Task to carry out
Transcribe the entries below exactly; leave every image out.

Dataset items:
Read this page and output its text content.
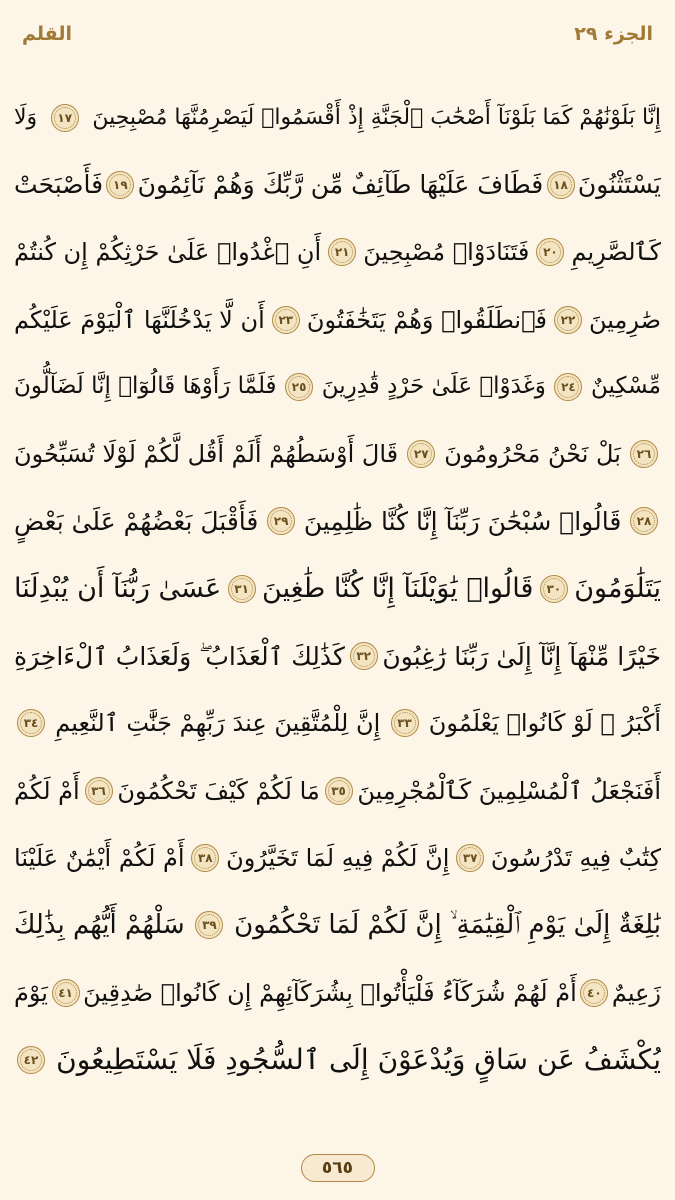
القلم	الجزء ٢٩
إِنَّا بَلَوْنَٰهُمْ كَمَا بَلَوْنَآ أَصْحَٰبَ ٱلْجَنَّةِ إِذْ أَقْسَمُوا۟ لَيَصْرِمُنَّهَا مُصْبِحِينَ
١٧
وَلَا
يَسْتَثْنُونَ
١٨
فَطَافَ عَلَيْهَا طَآئِفٌ مِّن رَّبِّكَ وَهُمْ نَآئِمُونَ
١٩
فَأَصْبَحَتْ
كَٱلصَّرِيمِ
٢٠
فَتَنَادَوْا۟ مُصْبِحِينَ
٢١
أَنِ ٱغْدُوا۟ عَلَىٰ حَرْثِكُمْ إِن كُنتُمْ
صَٰرِمِينَ
٢٢
فَٱنطَلَقُوا۟ وَهُمْ يَتَخَٰفَتُونَ
٢٣
أَن لَّا يَدْخُلَنَّهَا ٱلْيَوْمَ عَلَيْكُم
مِّسْكِينٌ
٢٤
وَغَدَوْا۟ عَلَىٰ حَرْدٍ قَٰدِرِينَ
٢٥
فَلَمَّا رَأَوْهَا قَالُوٓا۟ إِنَّا لَضَآلُّونَ
٢٦
بَلْ نَحْنُ مَحْرُومُونَ
٢٧
قَالَ أَوْسَطُهُمْ أَلَمْ أَقُل لَّكُمْ لَوْلَا تُسَبِّحُونَ
٢٨
قَالُوا۟ سُبْحَٰنَ رَبِّنَآ إِنَّا كُنَّا ظَٰلِمِينَ
٢٩
فَأَقْبَلَ بَعْضُهُمْ عَلَىٰ بَعْضٍ
يَتَلَٰوَمُونَ
٣٠
قَالُوا۟ يَٰوَيْلَنَآ إِنَّا كُنَّا طَٰغِينَ
٣١
عَسَىٰ رَبُّنَآ أَن يُبْدِلَنَا
خَيْرًا مِّنْهَآ إِنَّآ إِلَىٰ رَبِّنَا رَٰغِبُونَ
٣٢
كَذَٰلِكَ ٱلْعَذَابُ ۖ وَلَعَذَابُ ٱلْءَاخِرَةِ
أَكْبَرُ ۚ لَوْ كَانُوا۟ يَعْلَمُونَ
٣٣
إِنَّ لِلْمُتَّقِينَ عِندَ رَبِّهِمْ جَنَّٰتِ ٱلنَّعِيمِ
٣٤
أَفَنَجْعَلُ ٱلْمُسْلِمِينَ كَٱلْمُجْرِمِينَ
٣٥
مَا لَكُمْ كَيْفَ تَحْكُمُونَ
٣٦
أَمْ لَكُمْ
كِتَٰبٌ فِيهِ تَدْرُسُونَ
٣٧
إِنَّ لَكُمْ فِيهِ لَمَا تَخَيَّرُونَ
٣٨
أَمْ لَكُمْ أَيْمَٰنٌ عَلَيْنَا
بَٰلِغَةٌ إِلَىٰ يَوْمِ ٱلْقِيَٰمَةِ ۙ إِنَّ لَكُمْ لَمَا تَحْكُمُونَ
٣٩
سَلْهُمْ أَيُّهُم بِذَٰلِكَ
زَعِيمٌ
٤٠
أَمْ لَهُمْ شُرَكَآءُ فَلْيَأْتُوا۟ بِشُرَكَآئِهِمْ إِن كَانُوا۟ صَٰدِقِينَ
٤١
يَوْمَ
يُكْشَفُ عَن سَاقٍ وَيُدْعَوْنَ إِلَى ٱلسُّجُودِ فَلَا يَسْتَطِيعُونَ
٤٢
٥٦٥
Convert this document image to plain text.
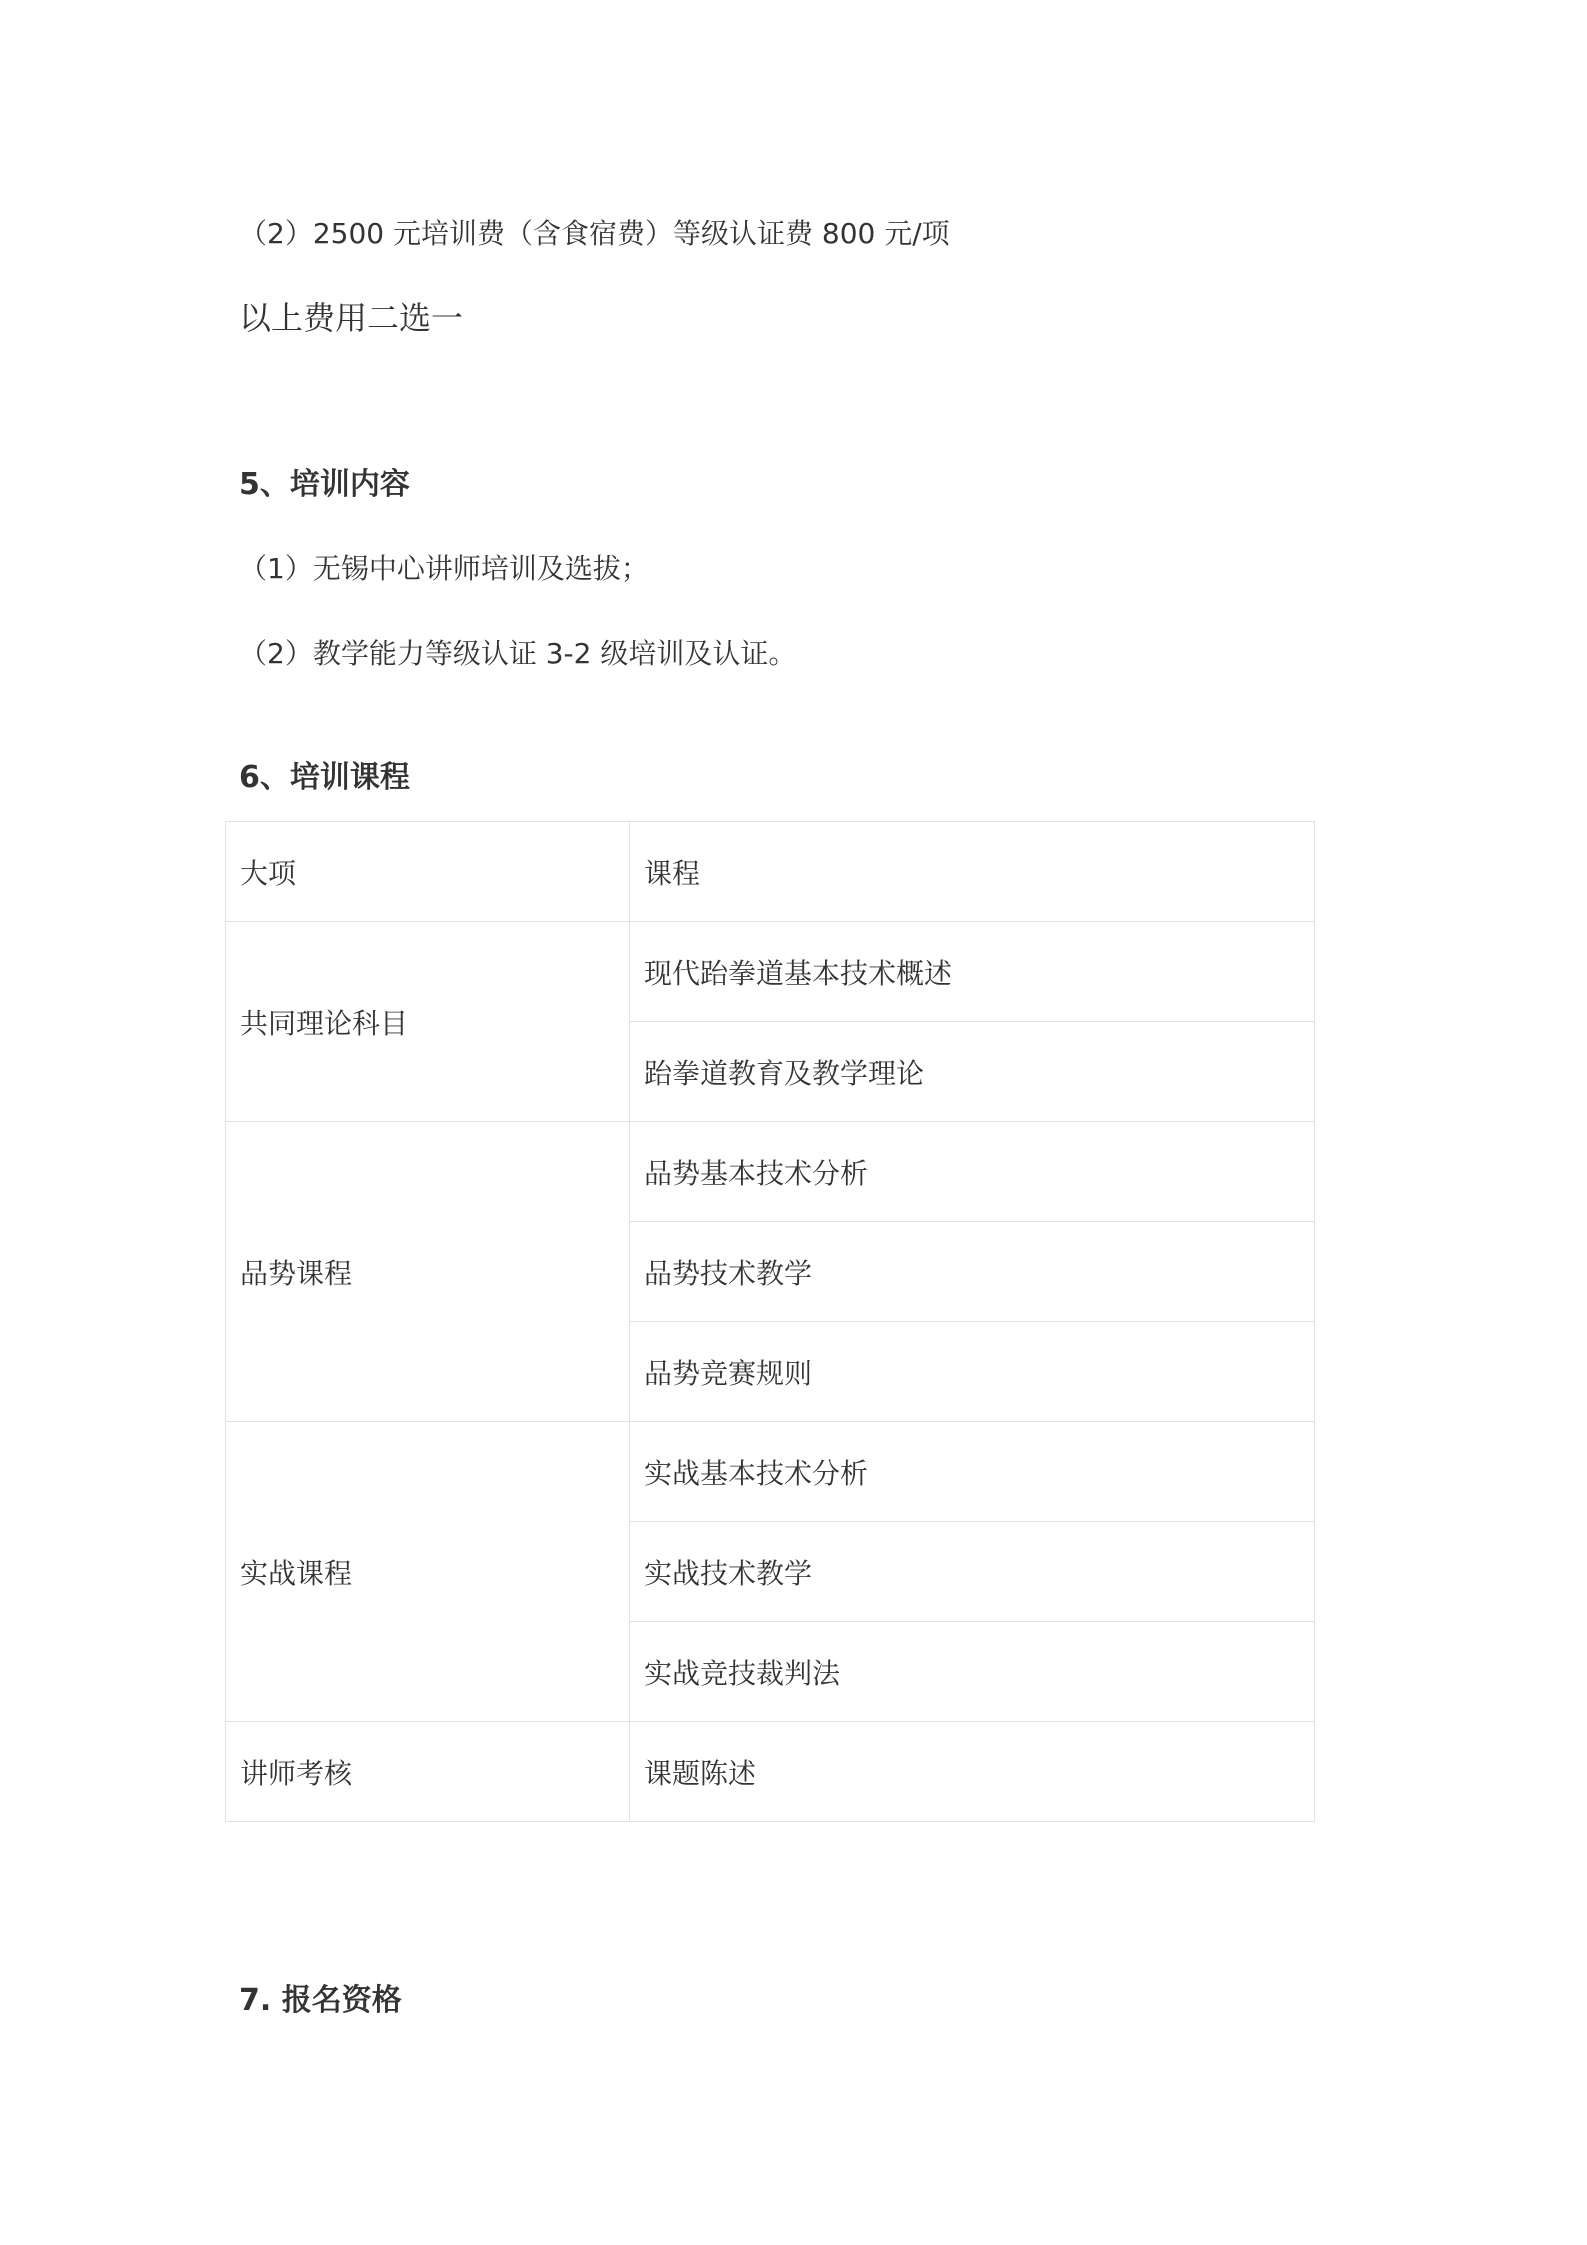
（2）2500 元培训费（含食宿费）等级认证费 800 元/项
以上费用二选一
5、培训内容
（1）无锡中心讲师培训及选拔；
（2）教学能力等级认证 3-2 级培训及认证。
6、培训课程
大项	课程
共同理论科目	现代跆拳道基本技术概述
	跆拳道教育及教学理论
品势课程	品势基本技术分析
	品势技术教学
	品势竞赛规则
实战课程	实战基本技术分析
	实战技术教学
	实战竞技裁判法
讲师考核	课题陈述
7. 报名资格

Final answer
Read this page and output its text content.
القلم	الجزء ٢٩
إِنَّا بَلَوْنَٰهُمْ كَمَا بَلَوْنَآ أَصْحَٰبَ ٱلْجَنَّةِ إِذْ أَقْسَمُوا۟ لَيَصْرِمُنَّهَا مُصْبِحِينَ
١٧
وَلَا
يَسْتَثْنُونَ
١٨
فَطَافَ عَلَيْهَا طَآئِفٌ مِّن رَّبِّكَ وَهُمْ نَآئِمُونَ
١٩
فَأَصْبَحَتْ
كَٱلصَّرِيمِ
٢٠
فَتَنَادَوْا۟ مُصْبِحِينَ
٢١
أَنِ ٱغْدُوا۟ عَلَىٰ حَرْثِكُمْ إِن كُنتُمْ
صَٰرِمِينَ
٢٢
فَٱنطَلَقُوا۟ وَهُمْ يَتَخَٰفَتُونَ
٢٣
أَن لَّا يَدْخُلَنَّهَا ٱلْيَوْمَ عَلَيْكُم
مِّسْكِينٌ
٢٤
وَغَدَوْا۟ عَلَىٰ حَرْدٍ قَٰدِرِينَ
٢٥
فَلَمَّا رَأَوْهَا قَالُوٓا۟ إِنَّا لَضَآلُّونَ
٢٦
بَلْ نَحْنُ مَحْرُومُونَ
٢٧
قَالَ أَوْسَطُهُمْ أَلَمْ أَقُل لَّكُمْ لَوْلَا تُسَبِّحُونَ
٢٨
قَالُوا۟ سُبْحَٰنَ رَبِّنَآ إِنَّا كُنَّا ظَٰلِمِينَ
٢٩
فَأَقْبَلَ بَعْضُهُمْ عَلَىٰ بَعْضٍ
يَتَلَٰوَمُونَ
٣٠
قَالُوا۟ يَٰوَيْلَنَآ إِنَّا كُنَّا طَٰغِينَ
٣١
عَسَىٰ رَبُّنَآ أَن يُبْدِلَنَا
خَيْرًا مِّنْهَآ إِنَّآ إِلَىٰ رَبِّنَا رَٰغِبُونَ
٣٢
كَذَٰلِكَ ٱلْعَذَابُ ۖ وَلَعَذَابُ ٱلْءَاخِرَةِ
أَكْبَرُ ۚ لَوْ كَانُوا۟ يَعْلَمُونَ
٣٣
إِنَّ لِلْمُتَّقِينَ عِندَ رَبِّهِمْ جَنَّٰتِ ٱلنَّعِيمِ
٣٤
أَفَنَجْعَلُ ٱلْمُسْلِمِينَ كَٱلْمُجْرِمِينَ
٣٥
مَا لَكُمْ كَيْفَ تَحْكُمُونَ
٣٦
أَمْ لَكُمْ
كِتَٰبٌ فِيهِ تَدْرُسُونَ
٣٧
إِنَّ لَكُمْ فِيهِ لَمَا تَخَيَّرُونَ
٣٨
أَمْ لَكُمْ أَيْمَٰنٌ عَلَيْنَا
بَٰلِغَةٌ إِلَىٰ يَوْمِ ٱلْقِيَٰمَةِ ۙ إِنَّ لَكُمْ لَمَا تَحْكُمُونَ
٣٩
سَلْهُمْ أَيُّهُم بِذَٰلِكَ
زَعِيمٌ
٤٠
أَمْ لَهُمْ شُرَكَآءُ فَلْيَأْتُوا۟ بِشُرَكَآئِهِمْ إِن كَانُوا۟ صَٰدِقِينَ
٤١
يَوْمَ
يُكْشَفُ عَن سَاقٍ وَيُدْعَوْنَ إِلَى ٱلسُّجُودِ فَلَا يَسْتَطِيعُونَ
٤٢
٥٦٥
Convert this document image to plain text.
（2）2500 元培训费（含食宿费）等级认证费 800 元/项
以上费用二选一
5、培训内容
（1）无锡中心讲师培训及选拔；
（2）教学能力等级认证 3-2 级培训及认证。
6、培训课程
大项	课程
共同理论科目	现代跆拳道基本技术概述
	跆拳道教育及教学理论
品势课程	品势基本技术分析
	品势技术教学
	品势竞赛规则
实战课程	实战基本技术分析
	实战技术教学
	实战竞技裁判法
讲师考核	课题陈述
7. 报名资格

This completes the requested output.